» Record set:
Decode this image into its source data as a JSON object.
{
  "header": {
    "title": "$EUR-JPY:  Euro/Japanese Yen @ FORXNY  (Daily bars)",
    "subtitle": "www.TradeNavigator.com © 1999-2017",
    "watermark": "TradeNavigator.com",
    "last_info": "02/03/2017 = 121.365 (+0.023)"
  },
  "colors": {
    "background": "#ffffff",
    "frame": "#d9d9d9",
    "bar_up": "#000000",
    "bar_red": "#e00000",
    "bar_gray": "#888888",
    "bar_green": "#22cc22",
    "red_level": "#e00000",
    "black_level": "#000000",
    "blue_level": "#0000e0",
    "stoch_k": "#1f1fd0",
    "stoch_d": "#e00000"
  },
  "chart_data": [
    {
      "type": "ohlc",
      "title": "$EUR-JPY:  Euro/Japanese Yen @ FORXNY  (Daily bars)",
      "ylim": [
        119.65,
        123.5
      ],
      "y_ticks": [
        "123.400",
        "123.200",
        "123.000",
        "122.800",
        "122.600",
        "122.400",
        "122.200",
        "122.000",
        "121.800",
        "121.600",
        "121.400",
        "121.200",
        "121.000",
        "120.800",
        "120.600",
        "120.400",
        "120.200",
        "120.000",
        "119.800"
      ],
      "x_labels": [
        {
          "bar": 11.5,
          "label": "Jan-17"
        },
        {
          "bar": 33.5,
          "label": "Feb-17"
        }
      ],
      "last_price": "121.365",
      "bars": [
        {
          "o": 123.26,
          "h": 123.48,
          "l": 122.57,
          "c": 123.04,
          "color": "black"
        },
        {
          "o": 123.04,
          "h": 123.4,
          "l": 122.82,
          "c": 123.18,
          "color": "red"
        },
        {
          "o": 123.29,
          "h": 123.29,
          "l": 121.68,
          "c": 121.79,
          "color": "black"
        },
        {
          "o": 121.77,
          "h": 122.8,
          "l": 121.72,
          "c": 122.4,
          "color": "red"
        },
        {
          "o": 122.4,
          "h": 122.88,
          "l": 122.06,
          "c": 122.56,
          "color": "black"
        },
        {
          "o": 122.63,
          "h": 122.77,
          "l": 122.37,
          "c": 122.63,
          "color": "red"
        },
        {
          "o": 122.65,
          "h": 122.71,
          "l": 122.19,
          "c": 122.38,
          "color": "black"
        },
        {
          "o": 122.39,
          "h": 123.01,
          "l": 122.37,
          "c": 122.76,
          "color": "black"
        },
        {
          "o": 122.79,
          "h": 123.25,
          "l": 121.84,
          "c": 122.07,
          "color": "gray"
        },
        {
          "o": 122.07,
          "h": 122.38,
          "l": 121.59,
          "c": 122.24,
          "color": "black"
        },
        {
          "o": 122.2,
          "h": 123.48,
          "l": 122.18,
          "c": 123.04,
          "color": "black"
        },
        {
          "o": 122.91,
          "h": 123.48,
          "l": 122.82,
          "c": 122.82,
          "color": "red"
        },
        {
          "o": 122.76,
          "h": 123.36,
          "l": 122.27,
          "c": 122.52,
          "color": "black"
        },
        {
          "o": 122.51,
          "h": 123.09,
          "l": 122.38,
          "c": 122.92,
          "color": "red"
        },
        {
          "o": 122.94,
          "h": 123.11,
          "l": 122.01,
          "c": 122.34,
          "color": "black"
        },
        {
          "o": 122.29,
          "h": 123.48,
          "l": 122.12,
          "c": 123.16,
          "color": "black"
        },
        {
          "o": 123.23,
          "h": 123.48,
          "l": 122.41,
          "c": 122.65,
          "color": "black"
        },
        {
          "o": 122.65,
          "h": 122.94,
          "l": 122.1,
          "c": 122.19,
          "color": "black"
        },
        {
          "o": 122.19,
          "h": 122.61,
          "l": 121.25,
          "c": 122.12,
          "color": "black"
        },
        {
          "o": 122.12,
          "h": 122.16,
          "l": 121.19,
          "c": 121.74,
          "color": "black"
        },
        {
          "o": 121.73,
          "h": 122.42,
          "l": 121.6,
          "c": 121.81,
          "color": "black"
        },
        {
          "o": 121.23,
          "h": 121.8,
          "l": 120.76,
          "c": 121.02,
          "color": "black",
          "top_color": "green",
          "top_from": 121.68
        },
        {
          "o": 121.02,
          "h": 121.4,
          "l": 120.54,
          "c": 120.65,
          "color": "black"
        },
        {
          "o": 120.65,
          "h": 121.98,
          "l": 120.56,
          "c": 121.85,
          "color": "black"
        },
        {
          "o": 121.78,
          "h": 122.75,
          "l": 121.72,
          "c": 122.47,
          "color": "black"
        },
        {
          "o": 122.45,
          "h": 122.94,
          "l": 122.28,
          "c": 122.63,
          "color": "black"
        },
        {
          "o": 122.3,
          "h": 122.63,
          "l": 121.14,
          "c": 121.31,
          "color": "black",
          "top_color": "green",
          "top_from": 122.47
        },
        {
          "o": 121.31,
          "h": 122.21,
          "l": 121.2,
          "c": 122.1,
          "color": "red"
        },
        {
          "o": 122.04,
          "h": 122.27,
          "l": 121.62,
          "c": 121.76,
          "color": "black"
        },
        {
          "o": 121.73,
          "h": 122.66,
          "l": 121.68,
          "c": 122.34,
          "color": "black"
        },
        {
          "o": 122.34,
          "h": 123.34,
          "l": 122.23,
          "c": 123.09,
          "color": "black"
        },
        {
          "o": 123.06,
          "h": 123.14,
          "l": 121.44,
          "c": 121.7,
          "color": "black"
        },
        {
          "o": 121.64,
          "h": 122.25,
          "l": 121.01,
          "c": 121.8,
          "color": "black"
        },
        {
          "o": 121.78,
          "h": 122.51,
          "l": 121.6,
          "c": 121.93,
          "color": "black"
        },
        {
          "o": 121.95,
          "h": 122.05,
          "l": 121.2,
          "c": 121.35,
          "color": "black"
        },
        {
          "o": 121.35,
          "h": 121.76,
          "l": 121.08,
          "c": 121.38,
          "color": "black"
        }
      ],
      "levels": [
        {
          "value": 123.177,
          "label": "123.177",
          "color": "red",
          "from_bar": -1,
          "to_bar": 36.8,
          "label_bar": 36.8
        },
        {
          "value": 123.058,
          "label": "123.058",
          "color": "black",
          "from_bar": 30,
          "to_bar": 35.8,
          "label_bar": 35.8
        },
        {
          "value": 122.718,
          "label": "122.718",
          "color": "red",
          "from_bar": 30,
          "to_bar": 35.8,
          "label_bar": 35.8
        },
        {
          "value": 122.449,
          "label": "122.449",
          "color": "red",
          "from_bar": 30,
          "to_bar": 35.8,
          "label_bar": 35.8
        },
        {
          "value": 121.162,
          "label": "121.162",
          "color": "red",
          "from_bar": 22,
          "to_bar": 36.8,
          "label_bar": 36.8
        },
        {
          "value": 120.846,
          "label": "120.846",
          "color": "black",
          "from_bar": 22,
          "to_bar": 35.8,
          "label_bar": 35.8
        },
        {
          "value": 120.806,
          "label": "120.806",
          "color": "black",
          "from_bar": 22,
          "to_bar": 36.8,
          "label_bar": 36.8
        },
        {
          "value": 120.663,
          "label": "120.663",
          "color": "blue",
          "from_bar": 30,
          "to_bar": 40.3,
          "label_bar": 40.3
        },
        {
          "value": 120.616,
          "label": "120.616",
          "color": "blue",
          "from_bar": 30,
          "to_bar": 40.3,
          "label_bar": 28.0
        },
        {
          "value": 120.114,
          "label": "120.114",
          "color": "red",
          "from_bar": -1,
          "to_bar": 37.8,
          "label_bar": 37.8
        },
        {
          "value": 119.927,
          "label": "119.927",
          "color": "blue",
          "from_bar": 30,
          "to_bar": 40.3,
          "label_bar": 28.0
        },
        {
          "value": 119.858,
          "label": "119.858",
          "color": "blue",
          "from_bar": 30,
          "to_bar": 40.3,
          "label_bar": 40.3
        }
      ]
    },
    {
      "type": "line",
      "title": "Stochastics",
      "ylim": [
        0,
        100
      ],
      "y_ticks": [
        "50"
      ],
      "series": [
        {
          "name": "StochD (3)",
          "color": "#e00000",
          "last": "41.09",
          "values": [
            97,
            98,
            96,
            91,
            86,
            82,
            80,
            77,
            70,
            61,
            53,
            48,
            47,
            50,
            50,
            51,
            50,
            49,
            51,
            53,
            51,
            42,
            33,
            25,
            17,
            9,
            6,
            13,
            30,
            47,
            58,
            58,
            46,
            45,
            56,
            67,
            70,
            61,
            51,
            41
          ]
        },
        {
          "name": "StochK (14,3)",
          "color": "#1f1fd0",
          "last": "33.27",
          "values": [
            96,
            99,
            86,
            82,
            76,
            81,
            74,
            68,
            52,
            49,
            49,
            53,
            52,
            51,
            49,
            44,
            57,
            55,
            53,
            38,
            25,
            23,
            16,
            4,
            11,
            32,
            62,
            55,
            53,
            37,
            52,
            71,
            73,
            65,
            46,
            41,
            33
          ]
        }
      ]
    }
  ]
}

» The task: Of all the lines above, how many contain "TradeNavigator"? Give the number and nothing more.

» Answer to this task: 2